▶ [THE DATA]
▬▬▬▬▬▬▬▬▬▬

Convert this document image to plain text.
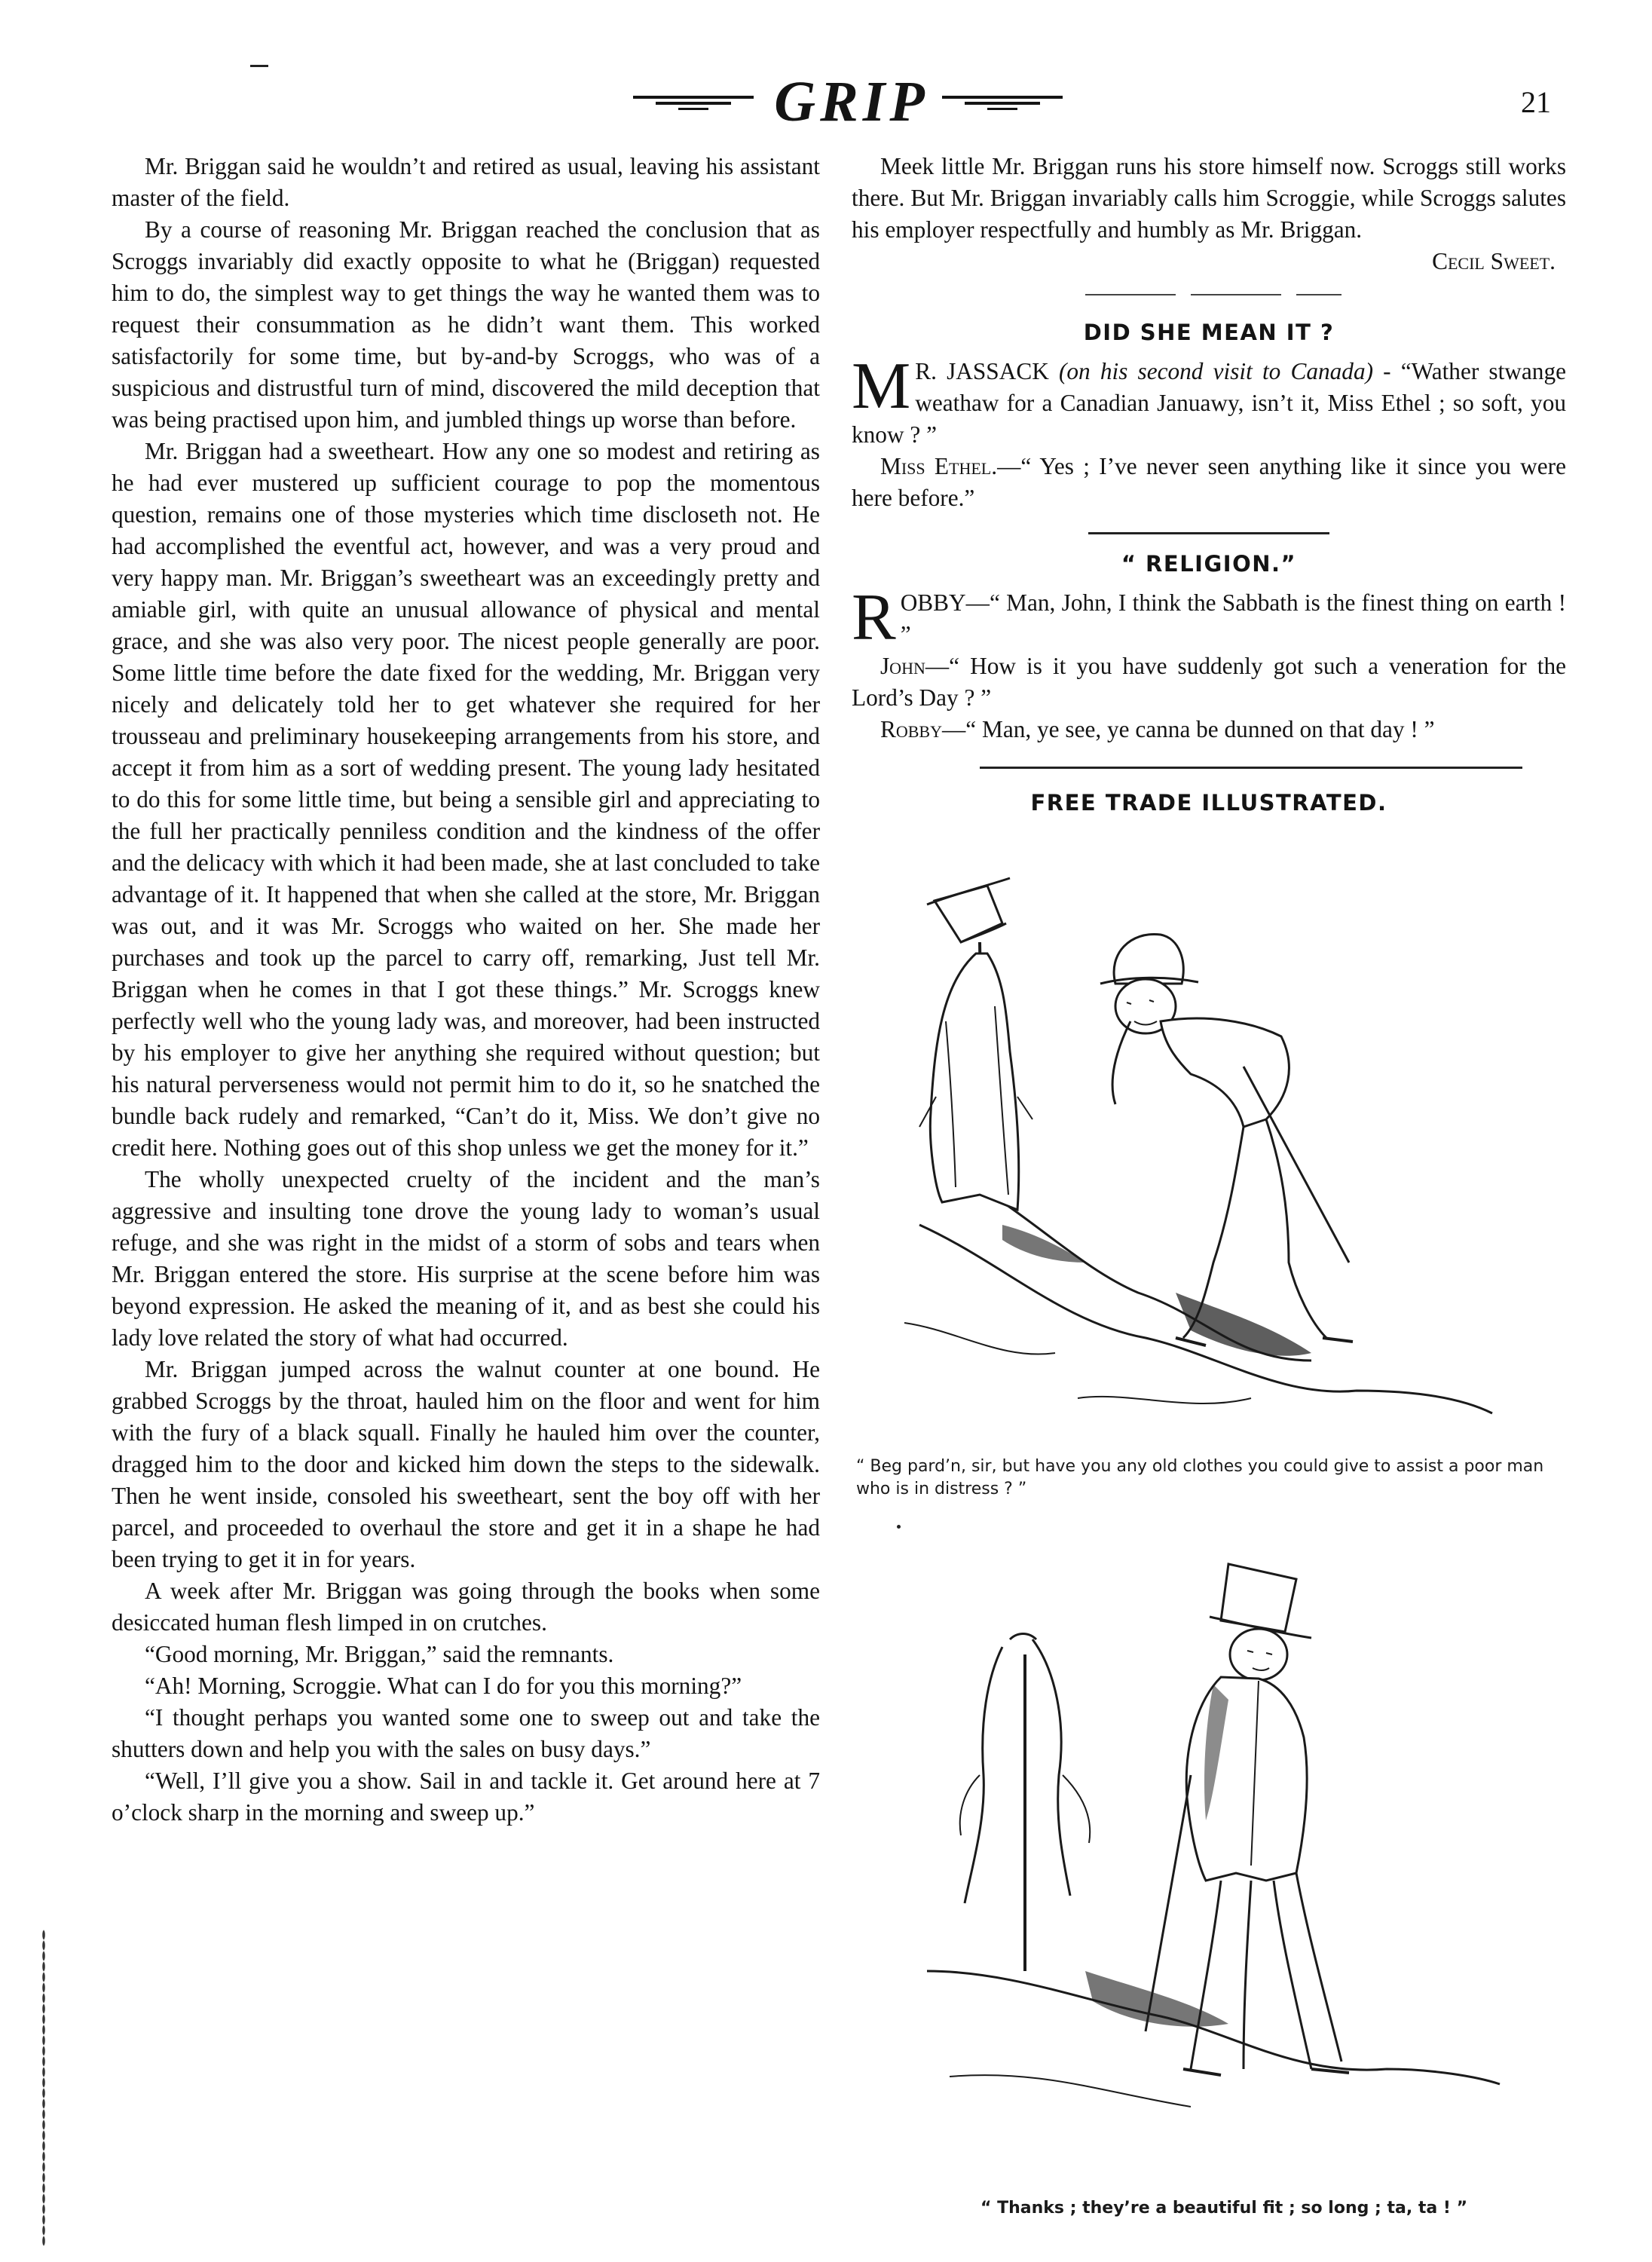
GRIP	21

Mr. Briggan said he wouldn’t and retired as usual, leaving his assistant master of the field.

By a course of reasoning Mr. Briggan reached the conclusion that as Scroggs invariably did exactly opposite to what he (Briggan) requested him to do, the simplest way to get things the way he wanted them was to request their consummation as he didn’t want them. This worked satisfactorily for some time, but by-and-by Scroggs, who was of a suspicious and distrustful turn of mind, discovered the mild deception that was being practised upon him, and jumbled things up worse than before.

Mr. Briggan had a sweetheart. How any one so modest and retiring as he had ever mustered up sufficient courage to pop the momentous question, remains one of those mysteries which time discloseth not. He had accomplished the eventful act, however, and was a very proud and very happy man. Mr. Briggan’s sweetheart was an exceedingly pretty and amiable girl, with quite an unusual allowance of physical and mental grace, and she was also very poor. The nicest people generally are poor. Some little time before the date fixed for the wedding, Mr. Briggan very nicely and delicately told her to get whatever she required for her trousseau and preliminary housekeeping arrangements from his store, and accept it from him as a sort of wedding present. The young lady hesitated to do this for some little time, but being a sensible girl and appreciating to the full her practically penniless condition and the kindness of the offer and the delicacy with which it had been made, she at last concluded to take advantage of it. It happened that when she called at the store, Mr. Briggan was out, and it was Mr. Scroggs who waited on her. She made her purchases and took up the parcel to carry off, remarking, Just tell Mr. Briggan when he comes in that I got these things.” Mr. Scroggs knew perfectly well who the young lady was, and moreover, had been instructed by his employer to give her anything she required without question; but his natural perverseness would not permit him to do it, so he snatched the bundle back rudely and remarked, “Can’t do it, Miss. We don’t give no credit here. Nothing goes out of this shop unless we get the money for it.”

The wholly unexpected cruelty of the incident and the man’s aggressive and insulting tone drove the young lady to woman’s usual refuge, and she was right in the midst of a storm of sobs and tears when Mr. Briggan entered the store. His surprise at the scene before him was beyond expression. He asked the meaning of it, and as best she could his lady love related the story of what had occurred.

Mr. Briggan jumped across the walnut counter at one bound. He grabbed Scroggs by the throat, hauled him on the floor and went for him with the fury of a black squall. Finally he hauled him over the counter, dragged him to the door and kicked him down the steps to the sidewalk. Then he went inside, consoled his sweetheart, sent the boy off with her parcel, and proceeded to overhaul the store and get it in a shape he had been trying to get it in for years.

A week after Mr. Briggan was going through the books when some desiccated human flesh limped in on crutches.

“Good morning, Mr. Briggan,” said the remnants.

“Ah! Morning, Scroggie. What can I do for you this morning?”

“I thought perhaps you wanted some one to sweep out and take the shutters down and help you with the sales on busy days.”

“Well, I’ll give you a show. Sail in and tackle it. Get around here at 7 o’clock sharp in the morning and sweep up.”

Meek little Mr. Briggan runs his store himself now. Scroggs still works there. But Mr. Briggan invariably calls him Scroggie, while Scroggs salutes his employer respectfully and humbly as Mr. Briggan.

Cecil Sweet.

DID SHE MEAN IT ?

M R. JASSACK (on his second visit to Canada) - “Wather stwange weathaw for a Canadian Januawy, isn’t it, Miss Ethel ; so soft, you know ? ”

Miss Ethel.—“ Yes ; I’ve never seen anything like it since you were here before.”

“ RELIGION.”

ROBBY—“ Man, John, I think the Sabbath is the finest thing on earth ! ”

John—“ How is it you have suddenly got such a veneration for the Lord’s Day ? ”

Robby—“ Man, ye see, ye canna be dunned on that day ! ”

FREE TRADE ILLUSTRATED.
“ Beg pard’n, sir, but have you any old clothes you could give to assist a poor man who is in distress ? ”
“ Thanks ; they’re a beautiful fit ; so long ; ta, ta ! ”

▬▬▬▬▬▬▬▬▬▬

▶ [YOUR OBJECTIVE] State, as a number only, how many lines in the entries include "morning".

▶ [SOLVED PROBLEM] 3